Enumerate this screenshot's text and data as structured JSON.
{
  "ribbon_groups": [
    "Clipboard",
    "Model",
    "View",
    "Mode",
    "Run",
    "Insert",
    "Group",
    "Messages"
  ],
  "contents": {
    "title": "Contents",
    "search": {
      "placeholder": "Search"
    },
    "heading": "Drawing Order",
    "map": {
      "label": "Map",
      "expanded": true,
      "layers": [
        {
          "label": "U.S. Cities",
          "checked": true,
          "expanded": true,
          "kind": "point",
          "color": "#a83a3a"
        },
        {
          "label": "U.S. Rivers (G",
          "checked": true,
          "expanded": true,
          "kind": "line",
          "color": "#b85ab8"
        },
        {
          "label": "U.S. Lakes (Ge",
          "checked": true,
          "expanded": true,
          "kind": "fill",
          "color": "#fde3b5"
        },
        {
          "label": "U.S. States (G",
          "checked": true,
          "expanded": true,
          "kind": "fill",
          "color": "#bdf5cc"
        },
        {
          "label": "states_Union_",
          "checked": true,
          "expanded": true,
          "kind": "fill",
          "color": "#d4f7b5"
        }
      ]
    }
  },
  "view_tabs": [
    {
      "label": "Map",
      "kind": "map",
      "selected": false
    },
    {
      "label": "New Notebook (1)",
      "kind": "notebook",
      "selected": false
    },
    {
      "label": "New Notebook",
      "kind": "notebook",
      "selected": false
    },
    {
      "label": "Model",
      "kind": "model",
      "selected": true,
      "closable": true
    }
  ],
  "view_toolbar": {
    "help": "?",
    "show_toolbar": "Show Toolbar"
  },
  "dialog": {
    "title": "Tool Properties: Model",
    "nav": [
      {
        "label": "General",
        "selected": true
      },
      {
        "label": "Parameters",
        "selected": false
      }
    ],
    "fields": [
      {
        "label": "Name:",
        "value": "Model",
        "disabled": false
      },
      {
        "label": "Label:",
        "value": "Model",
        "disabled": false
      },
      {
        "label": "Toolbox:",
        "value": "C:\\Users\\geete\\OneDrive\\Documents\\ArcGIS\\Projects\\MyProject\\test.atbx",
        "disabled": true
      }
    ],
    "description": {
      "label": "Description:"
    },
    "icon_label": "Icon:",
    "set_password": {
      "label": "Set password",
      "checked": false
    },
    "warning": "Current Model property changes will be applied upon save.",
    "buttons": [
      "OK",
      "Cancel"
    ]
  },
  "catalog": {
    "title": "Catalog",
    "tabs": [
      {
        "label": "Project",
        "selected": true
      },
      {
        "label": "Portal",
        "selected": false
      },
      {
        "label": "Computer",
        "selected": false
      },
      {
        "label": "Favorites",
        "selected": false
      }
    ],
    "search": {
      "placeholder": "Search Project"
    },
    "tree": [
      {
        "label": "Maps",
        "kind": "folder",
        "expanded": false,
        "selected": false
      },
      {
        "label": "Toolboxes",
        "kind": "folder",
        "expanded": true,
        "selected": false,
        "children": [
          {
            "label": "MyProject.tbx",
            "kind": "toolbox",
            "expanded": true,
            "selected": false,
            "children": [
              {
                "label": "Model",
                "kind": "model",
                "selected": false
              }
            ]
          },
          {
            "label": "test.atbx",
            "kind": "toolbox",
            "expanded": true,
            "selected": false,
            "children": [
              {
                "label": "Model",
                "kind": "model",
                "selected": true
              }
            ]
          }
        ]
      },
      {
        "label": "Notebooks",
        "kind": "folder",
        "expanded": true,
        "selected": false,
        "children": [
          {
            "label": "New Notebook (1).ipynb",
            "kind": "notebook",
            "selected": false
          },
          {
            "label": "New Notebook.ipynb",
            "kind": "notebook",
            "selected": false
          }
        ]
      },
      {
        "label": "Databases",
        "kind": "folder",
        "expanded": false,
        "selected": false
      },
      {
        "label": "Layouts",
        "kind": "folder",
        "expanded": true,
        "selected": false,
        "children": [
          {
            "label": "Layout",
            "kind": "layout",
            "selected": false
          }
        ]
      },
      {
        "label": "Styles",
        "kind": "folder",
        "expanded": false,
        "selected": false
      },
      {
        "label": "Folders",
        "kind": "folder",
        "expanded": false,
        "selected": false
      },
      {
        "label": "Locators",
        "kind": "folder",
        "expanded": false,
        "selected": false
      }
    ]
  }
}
◆ ◆ ◆
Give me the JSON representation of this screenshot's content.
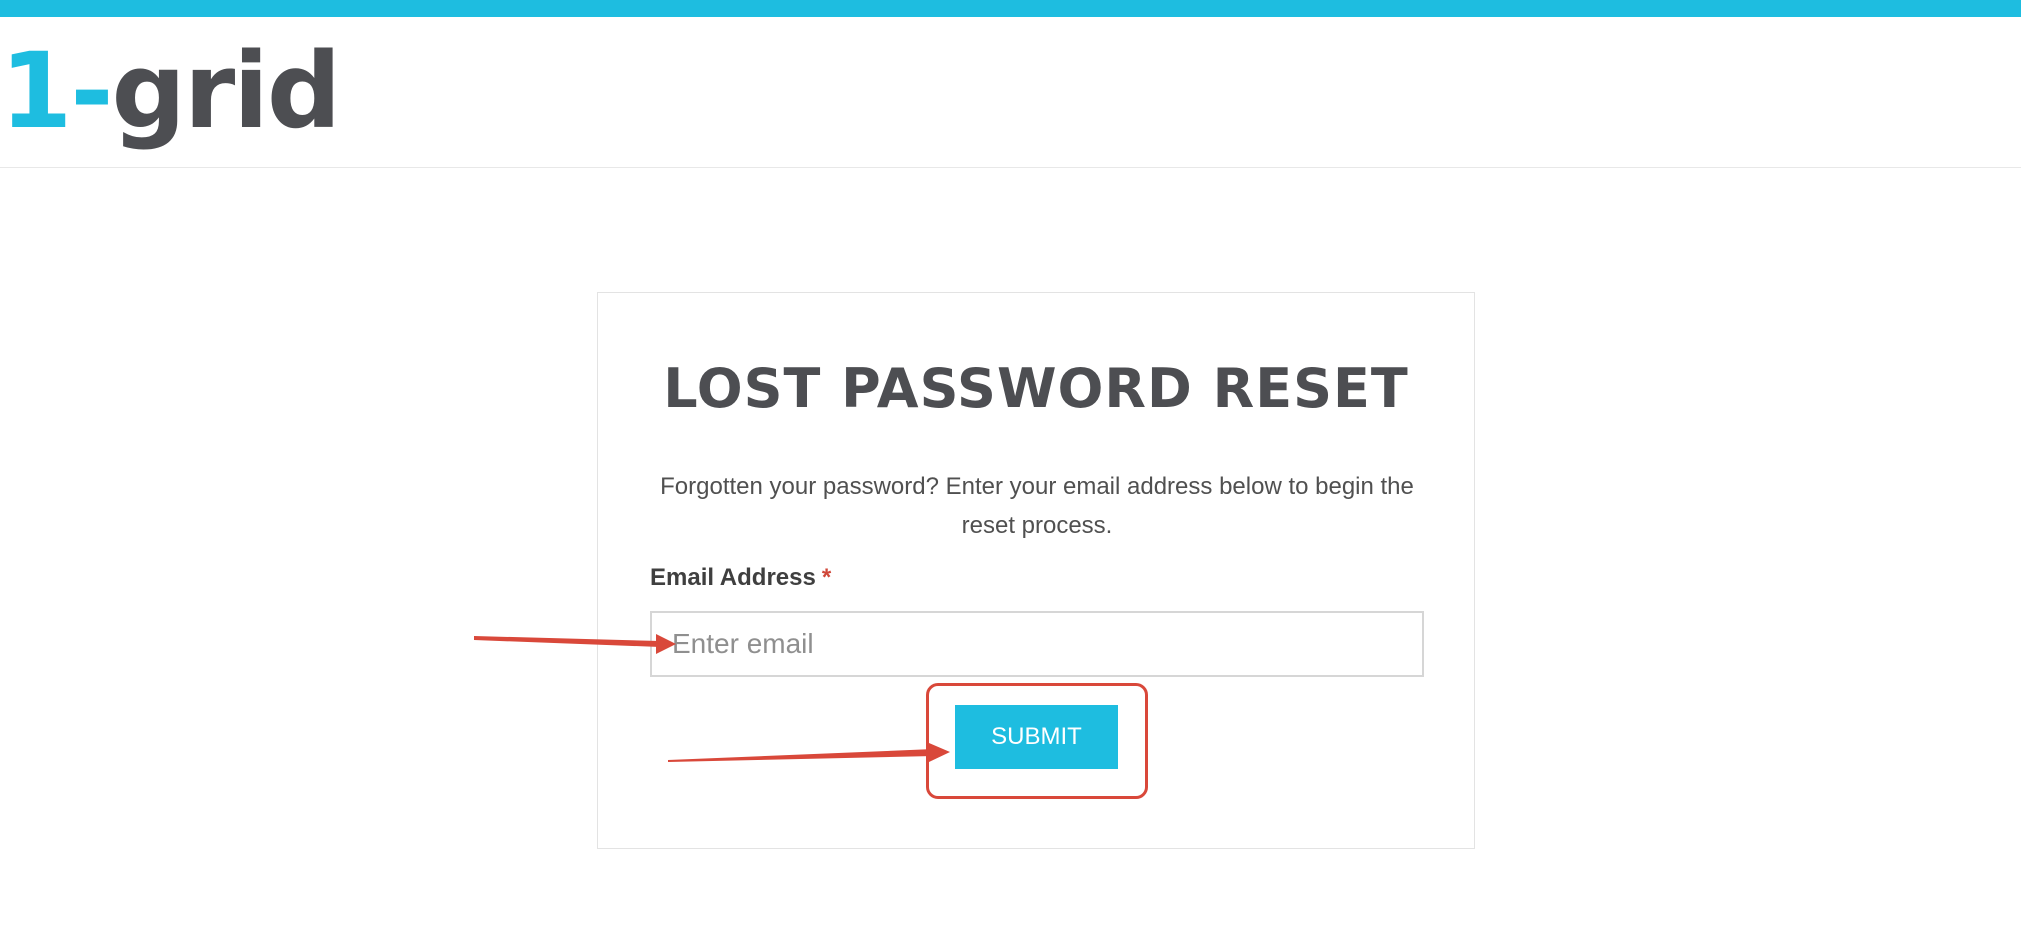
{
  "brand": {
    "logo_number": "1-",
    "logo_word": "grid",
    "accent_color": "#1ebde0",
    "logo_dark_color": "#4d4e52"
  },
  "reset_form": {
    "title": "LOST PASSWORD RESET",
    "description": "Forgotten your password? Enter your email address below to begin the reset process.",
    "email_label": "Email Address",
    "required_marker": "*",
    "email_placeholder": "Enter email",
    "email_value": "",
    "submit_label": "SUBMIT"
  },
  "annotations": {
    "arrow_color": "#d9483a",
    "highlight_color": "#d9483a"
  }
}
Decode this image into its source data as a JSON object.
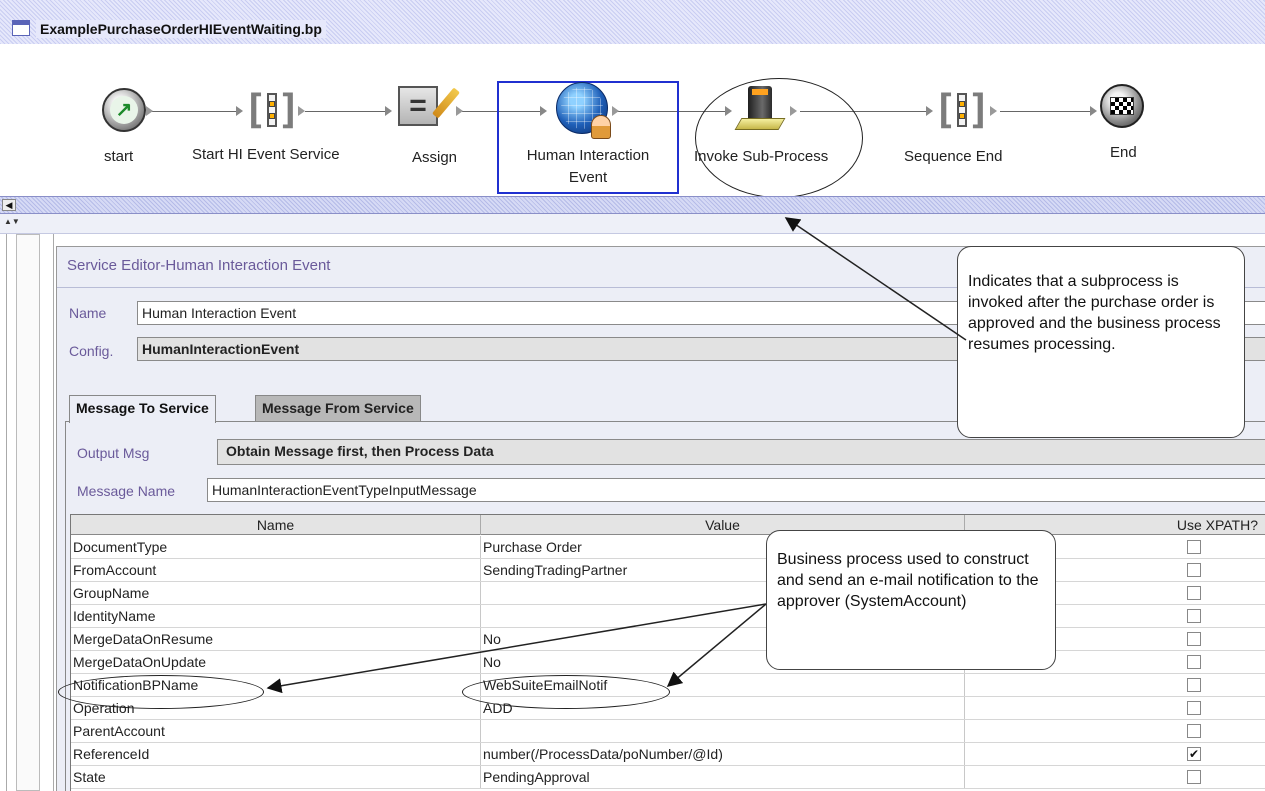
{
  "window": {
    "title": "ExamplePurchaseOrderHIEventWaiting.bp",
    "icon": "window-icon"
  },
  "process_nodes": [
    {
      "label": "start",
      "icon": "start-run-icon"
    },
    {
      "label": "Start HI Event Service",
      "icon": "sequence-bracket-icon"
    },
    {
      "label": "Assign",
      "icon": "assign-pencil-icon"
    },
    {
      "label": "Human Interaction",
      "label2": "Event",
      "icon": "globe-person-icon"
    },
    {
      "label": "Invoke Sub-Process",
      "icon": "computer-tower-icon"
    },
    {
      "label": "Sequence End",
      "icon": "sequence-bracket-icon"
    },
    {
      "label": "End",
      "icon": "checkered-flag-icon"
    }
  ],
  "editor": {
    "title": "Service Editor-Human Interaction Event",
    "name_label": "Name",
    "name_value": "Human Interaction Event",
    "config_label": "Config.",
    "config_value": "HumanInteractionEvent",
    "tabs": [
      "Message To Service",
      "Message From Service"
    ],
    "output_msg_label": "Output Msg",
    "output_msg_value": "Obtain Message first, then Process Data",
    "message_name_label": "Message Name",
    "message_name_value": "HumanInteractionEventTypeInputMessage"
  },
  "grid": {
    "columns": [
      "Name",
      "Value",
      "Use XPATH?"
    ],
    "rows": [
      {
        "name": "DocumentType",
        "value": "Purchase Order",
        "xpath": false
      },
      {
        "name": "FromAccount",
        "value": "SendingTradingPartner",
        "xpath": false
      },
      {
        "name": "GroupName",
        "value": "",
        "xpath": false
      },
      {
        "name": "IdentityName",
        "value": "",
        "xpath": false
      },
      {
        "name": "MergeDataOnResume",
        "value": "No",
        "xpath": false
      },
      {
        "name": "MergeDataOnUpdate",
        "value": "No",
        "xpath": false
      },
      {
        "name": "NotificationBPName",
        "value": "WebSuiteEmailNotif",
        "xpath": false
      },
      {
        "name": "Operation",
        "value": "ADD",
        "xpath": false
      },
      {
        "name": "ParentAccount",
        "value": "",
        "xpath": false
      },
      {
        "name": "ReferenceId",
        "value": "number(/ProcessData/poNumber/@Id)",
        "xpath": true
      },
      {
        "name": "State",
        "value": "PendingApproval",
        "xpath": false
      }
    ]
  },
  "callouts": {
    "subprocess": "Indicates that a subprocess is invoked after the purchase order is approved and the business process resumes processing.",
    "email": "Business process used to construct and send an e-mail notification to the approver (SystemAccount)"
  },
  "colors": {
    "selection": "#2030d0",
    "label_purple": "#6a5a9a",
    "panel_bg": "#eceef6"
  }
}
◆ ◆ ◆
▶ **EXERCISE REQUIREMENTS**
Which lines contain "Enter"? Copy each of them out.

▶ **RESPONSE FOR THIS EXERCISE**
    "description": "Forgotten your password? Enter your email address below to begin the reset process.",
    "email_placeholder": "Enter email",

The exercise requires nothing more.